The request: Copy out the data below as written; omit any images.
═════ Rows
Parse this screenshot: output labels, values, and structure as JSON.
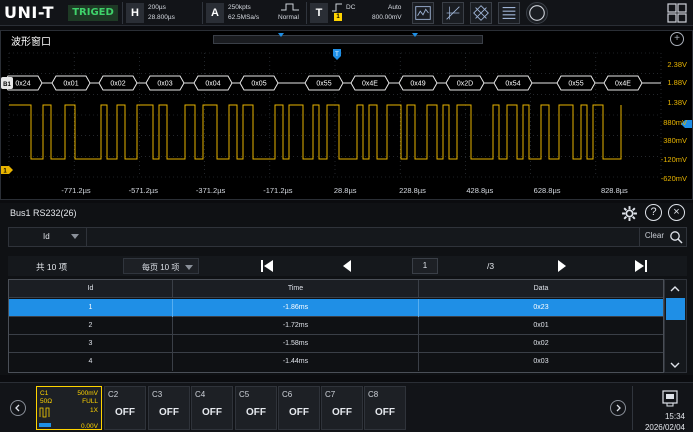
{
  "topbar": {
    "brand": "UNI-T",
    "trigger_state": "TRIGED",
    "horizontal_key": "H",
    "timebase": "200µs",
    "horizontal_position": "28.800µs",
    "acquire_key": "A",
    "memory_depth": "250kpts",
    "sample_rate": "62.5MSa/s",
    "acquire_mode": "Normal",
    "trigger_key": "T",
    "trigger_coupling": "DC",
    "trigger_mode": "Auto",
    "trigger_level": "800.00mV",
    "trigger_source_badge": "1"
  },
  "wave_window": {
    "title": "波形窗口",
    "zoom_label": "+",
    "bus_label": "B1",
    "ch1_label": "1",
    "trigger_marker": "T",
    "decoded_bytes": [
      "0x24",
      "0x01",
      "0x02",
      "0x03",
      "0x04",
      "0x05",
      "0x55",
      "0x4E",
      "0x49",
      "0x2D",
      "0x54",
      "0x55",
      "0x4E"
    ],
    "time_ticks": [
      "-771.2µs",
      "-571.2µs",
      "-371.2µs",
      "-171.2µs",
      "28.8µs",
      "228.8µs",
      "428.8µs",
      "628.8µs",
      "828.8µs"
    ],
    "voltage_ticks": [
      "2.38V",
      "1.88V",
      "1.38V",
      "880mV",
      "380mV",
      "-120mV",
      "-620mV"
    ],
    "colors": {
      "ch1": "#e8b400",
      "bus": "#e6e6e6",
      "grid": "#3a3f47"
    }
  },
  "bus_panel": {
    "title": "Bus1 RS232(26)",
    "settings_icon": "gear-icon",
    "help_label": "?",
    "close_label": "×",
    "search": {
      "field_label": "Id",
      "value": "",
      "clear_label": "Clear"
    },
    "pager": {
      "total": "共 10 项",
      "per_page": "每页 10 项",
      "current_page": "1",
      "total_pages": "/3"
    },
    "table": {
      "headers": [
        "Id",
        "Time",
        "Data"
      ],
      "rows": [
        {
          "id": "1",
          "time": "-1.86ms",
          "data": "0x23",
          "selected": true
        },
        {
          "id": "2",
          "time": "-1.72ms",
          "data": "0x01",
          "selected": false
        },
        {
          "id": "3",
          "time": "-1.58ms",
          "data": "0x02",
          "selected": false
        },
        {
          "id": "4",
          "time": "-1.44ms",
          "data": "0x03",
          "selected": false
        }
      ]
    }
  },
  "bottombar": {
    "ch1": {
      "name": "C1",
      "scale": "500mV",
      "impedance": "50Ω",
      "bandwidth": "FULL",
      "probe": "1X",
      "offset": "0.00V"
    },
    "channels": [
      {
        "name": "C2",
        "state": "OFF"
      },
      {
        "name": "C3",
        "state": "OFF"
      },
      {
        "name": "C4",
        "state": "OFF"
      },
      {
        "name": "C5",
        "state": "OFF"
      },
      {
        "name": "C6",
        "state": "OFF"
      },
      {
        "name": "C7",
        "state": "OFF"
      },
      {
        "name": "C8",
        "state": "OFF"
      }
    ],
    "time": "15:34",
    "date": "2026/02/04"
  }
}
══════════
Exercise result:
Parse this screenshot: output labels, values, and structure as JSON.
{
  "topbar": {
    "brand": "UNI-T",
    "trigger_state": "TRIGED",
    "horizontal_key": "H",
    "timebase": "200µs",
    "horizontal_position": "28.800µs",
    "acquire_key": "A",
    "memory_depth": "250kpts",
    "sample_rate": "62.5MSa/s",
    "acquire_mode": "Normal",
    "trigger_key": "T",
    "trigger_coupling": "DC",
    "trigger_mode": "Auto",
    "trigger_level": "800.00mV",
    "trigger_source_badge": "1"
  },
  "wave_window": {
    "title": "波形窗口",
    "zoom_label": "+",
    "bus_label": "B1",
    "ch1_label": "1",
    "trigger_marker": "T",
    "decoded_bytes": [
      "0x24",
      "0x01",
      "0x02",
      "0x03",
      "0x04",
      "0x05",
      "0x55",
      "0x4E",
      "0x49",
      "0x2D",
      "0x54",
      "0x55",
      "0x4E"
    ],
    "time_ticks": [
      "-771.2µs",
      "-571.2µs",
      "-371.2µs",
      "-171.2µs",
      "28.8µs",
      "228.8µs",
      "428.8µs",
      "628.8µs",
      "828.8µs"
    ],
    "voltage_ticks": [
      "2.38V",
      "1.88V",
      "1.38V",
      "880mV",
      "380mV",
      "-120mV",
      "-620mV"
    ],
    "colors": {
      "ch1": "#e8b400",
      "bus": "#e6e6e6",
      "grid": "#3a3f47"
    }
  },
  "bus_panel": {
    "title": "Bus1 RS232(26)",
    "settings_icon": "gear-icon",
    "help_label": "?",
    "close_label": "×",
    "search": {
      "field_label": "Id",
      "value": "",
      "clear_label": "Clear"
    },
    "pager": {
      "total": "共 10 项",
      "per_page": "每页 10 项",
      "current_page": "1",
      "total_pages": "/3"
    },
    "table": {
      "headers": [
        "Id",
        "Time",
        "Data"
      ],
      "rows": [
        {
          "id": "1",
          "time": "-1.86ms",
          "data": "0x23",
          "selected": true
        },
        {
          "id": "2",
          "time": "-1.72ms",
          "data": "0x01",
          "selected": false
        },
        {
          "id": "3",
          "time": "-1.58ms",
          "data": "0x02",
          "selected": false
        },
        {
          "id": "4",
          "time": "-1.44ms",
          "data": "0x03",
          "selected": false
        }
      ]
    }
  },
  "bottombar": {
    "ch1": {
      "name": "C1",
      "scale": "500mV",
      "impedance": "50Ω",
      "bandwidth": "FULL",
      "probe": "1X",
      "offset": "0.00V"
    },
    "channels": [
      {
        "name": "C2",
        "state": "OFF"
      },
      {
        "name": "C3",
        "state": "OFF"
      },
      {
        "name": "C4",
        "state": "OFF"
      },
      {
        "name": "C5",
        "state": "OFF"
      },
      {
        "name": "C6",
        "state": "OFF"
      },
      {
        "name": "C7",
        "state": "OFF"
      },
      {
        "name": "C8",
        "state": "OFF"
      }
    ],
    "time": "15:34",
    "date": "2026/02/04"
  }
}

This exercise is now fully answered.